__TEXTAUSZUG__
- - - - - - -

Welche Lehren sich aus den Compliance-Skandalen von heute für die Compliance-Anforderungen von morgen ziehen lassen
Compliance ist längst nicht mehr nur „nice to have“, sondern solide Compliance-Maßnahmen stellen inzwischen
ein klares „must have“ dar! Dabei sehen sich Unternehmen in zunehmendem Maße einer Fülle regulatorischer
Anforderungen ausgesetzt, die von einer steigenden Verfolgungsintensität zuständiger Ermittlungsbehörden
und einer wachsenden Konfliktbereitschaft betroffener Stakeholder (z. B. Gesellschafter/Investoren) flankiert
werden.
Die daraus resultierenden Sanktionsrisiken machen jedoch nicht am Werkstor halt, sondern erreichen
mehr und mehr als persönliche Haftungsrisiken auch die Geschäftsleitung. Nicht zuletzt ist eine deutliche
Tendenz in der Rechtsprechung erkennbar, dass Compliance-Verstöße geahndet und nicht vorhandene oder
mangelhafte Sicherungssysteme in der Unternehmensorganisation sanktioniert werden.
Compliance-Pflicht
Die allgemeine Überwachungspflicht der Geschäftsleitung hat sich in jüngerer Zeit – befeuert durch entsprechende
obergerichtliche Entscheidungen – zu einer sog. Compliance-Pflicht verdichtet, wonach die Geschäftsleitung über
ihre eigene Rechtstreue auch auf den nachgeordneten Unternehmensebenen für regelgetreues Verhalten sorgen
muss. Diese Compliance-Verantwortung verpflichtet sie, bei entsprechendem Gefahrenpotential geeignete organisatorische Maßnahmen zur Haftungsvermeidung und zur Risikokontrolle umzusetzen, d.h. konkrete ComplianceMaßnahmen zu ergreifen und zu implementieren.

- - - - - - -

__ZEILEN__

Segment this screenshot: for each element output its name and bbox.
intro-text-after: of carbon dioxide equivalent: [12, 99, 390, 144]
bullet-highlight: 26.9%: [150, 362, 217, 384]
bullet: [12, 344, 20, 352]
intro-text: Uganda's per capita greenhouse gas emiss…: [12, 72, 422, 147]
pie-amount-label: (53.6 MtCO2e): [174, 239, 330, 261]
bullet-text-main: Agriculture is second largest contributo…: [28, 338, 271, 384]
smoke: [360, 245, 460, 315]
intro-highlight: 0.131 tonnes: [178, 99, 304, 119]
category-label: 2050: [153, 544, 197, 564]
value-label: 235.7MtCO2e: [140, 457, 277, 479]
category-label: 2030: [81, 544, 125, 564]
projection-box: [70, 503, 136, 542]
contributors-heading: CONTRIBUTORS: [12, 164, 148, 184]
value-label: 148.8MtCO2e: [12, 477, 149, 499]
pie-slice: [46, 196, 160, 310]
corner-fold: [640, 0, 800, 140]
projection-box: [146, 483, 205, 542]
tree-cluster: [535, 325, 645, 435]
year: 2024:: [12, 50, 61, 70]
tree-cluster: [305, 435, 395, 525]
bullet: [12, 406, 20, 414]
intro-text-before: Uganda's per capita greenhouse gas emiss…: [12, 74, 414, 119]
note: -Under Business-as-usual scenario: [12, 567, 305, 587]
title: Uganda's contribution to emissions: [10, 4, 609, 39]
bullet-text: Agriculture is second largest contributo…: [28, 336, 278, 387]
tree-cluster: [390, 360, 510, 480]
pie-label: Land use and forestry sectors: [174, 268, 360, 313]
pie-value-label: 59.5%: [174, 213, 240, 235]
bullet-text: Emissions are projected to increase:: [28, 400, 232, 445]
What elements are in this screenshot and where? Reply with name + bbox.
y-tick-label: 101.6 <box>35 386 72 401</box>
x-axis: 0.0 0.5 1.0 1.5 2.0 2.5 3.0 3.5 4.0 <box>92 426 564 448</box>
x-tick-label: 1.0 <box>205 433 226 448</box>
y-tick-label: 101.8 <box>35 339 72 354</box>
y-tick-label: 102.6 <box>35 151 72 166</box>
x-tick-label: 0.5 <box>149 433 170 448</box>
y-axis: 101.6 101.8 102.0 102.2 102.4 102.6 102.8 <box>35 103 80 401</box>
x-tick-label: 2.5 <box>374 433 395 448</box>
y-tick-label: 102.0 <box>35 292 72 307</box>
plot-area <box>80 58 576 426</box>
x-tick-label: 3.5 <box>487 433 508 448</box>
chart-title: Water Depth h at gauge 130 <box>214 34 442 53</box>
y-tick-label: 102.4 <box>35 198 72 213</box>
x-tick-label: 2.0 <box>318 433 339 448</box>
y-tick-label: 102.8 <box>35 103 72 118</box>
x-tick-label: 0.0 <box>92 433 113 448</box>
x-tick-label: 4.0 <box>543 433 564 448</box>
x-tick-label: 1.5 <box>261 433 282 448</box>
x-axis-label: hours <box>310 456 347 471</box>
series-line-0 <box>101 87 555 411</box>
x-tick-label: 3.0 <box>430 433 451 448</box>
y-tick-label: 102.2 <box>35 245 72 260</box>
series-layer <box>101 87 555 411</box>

- - - - - - -

__AUFGABEN__
a) Stimmen die folgenden Aussagen mit dem Auszug zur Compliance überein? Beantworten Sie jede mit Ja oder Nein und zitieren Sie die entscheidenden Worte des Auszugs.
(i) Compliance gilt als bloßes „nice to have“.
(ii) Sanktionsrisiken treffen als persönliche Haftungsrisiken auch die Geschäftsleitung.
(iii) Die Compliance-Pflicht beschränkt sich auf die eigene Rechtstreue der Geschäftsleitung.
b) Setzen Sie den Auszug zur Compliance im Anschluss an seinen letzten Satz fort.
Die Auflistung wird für die Bearbeitung nicht gebraucht.

__LÖSUNGEN__
a)
(i) Nein: „Compliance ist längst nicht mehr nur „nice to have““
(ii) Ja: „erreichen mehr und mehr als persönliche Haftungsrisiken auch die Geschäftsleitung“
(iii) Nein: „über ihre eigene Rechtstreue auch auf den nachgeordneten Unternehmensebenen für regelgetreues Verhalten sorgen muss“

b)
Fehlen derartige Maßnahmen bzw. sind diese mangelhaft, drohen – wie aktuelle und vergangene Compliance-Skandale eindrucksvoll veranschaulichen – empfindliche Konsequenzen und zwar sowohl auf Ebene des betroffenen Unternehmens (1) als auch persönlich für den oder die Verantwortlichen der Geschäftsleitung (2):
Dabei ist zu beobachten, dass der skizzierte Eskalationsverlauf regelmäßig dem gleichen Muster folgt:
Zunächst treten neue Compliance-Vorgaben und regulatorische Anforderungen in Kraft, führen in der
Anfangsphase eine Art Exotendasein – sowohl aus Sicht der davon betroffenen Unternehmen, der
zuständigen Verwaltungs-/Ermittlungsbehörden, also auch in der öffentlichen Wahrnehmung – und verdichten sich erst mit zunehmendem Zeitablauf zu tatsächlichem „hard law“. Sind Expertise und Kapazitäten
bei den relevanten Behörden dann geschaffen, folgt – zu
einem deutlich nachgelagerten Zeitpunkt – die eigentliche Nachverfolgung der darin statuierten Pflichten. Diese
zeitliche Verzögerung erfordert eine fortwährende Neubewertung der Risikoeinschätzung.
Compliance-Vorfälle und -Skandale
Auf diese Weise sind die aktuellen Compliance-Vorfälle und -Skandale das typische Ergebnis einer bereits gewisse
Zeit zurückliegenden Gesetzgebung und Regulierungstendenz.
Dies bestätigt ein Blick auf den thematischen Kern aktueller sowie zurückliegender Compliance-Skandale:
- Siemens, Daimler, MAN etc.: Anti-Korruptions-Compliance (ABC)
- Deutsche Telekom: illegale Untersuchungsmethoden („Spitzelaffäre“)
- Volkswagen: Betriebsratsbestechung
- Diesel-Skandal: Produkt-Compliance
- Deutsche Bank: Libor-Euribor-Skandal
- Daimler: HR-Compliance
- Deutsche Wohnen, H&M: DSGVO-Compliance
- DWS: Greenwashing
- diverse Großbanken: Cyber-Angriffe, Geldwäsche-Compliance, CEO-Fraud
- diverse Banken: Cum-Ex
- diverse Industriekonzerne: Kartellrechts-Compliance (Schienenkartell, Zementkartell usw.)
- „me-too“ Aufarbeitungen
Mit anderen Worten:
Die Nichtbeachtung der Compliance-Vorgaben von heute stellen die Einfallstore für die Compliance-Skandale von morgen dar!
Grundsätzlich muss beachtet werden, dass aufgrund der stark zunehmenden Regelungsdichte auch die jeweils zuständigen Aufsichtsbehörden eine gesteigerte Kontrollfunktion wahrnehmen. Potenzielle Verstöße werden demnach immer häufiger durch BaFin, Landesdatenschutzbeauftragte, BAFA oder den Zoll festgestellt und verfolgt bzw. nicht selten unmittelbar an die Staatsanwaltschaft abgegeben.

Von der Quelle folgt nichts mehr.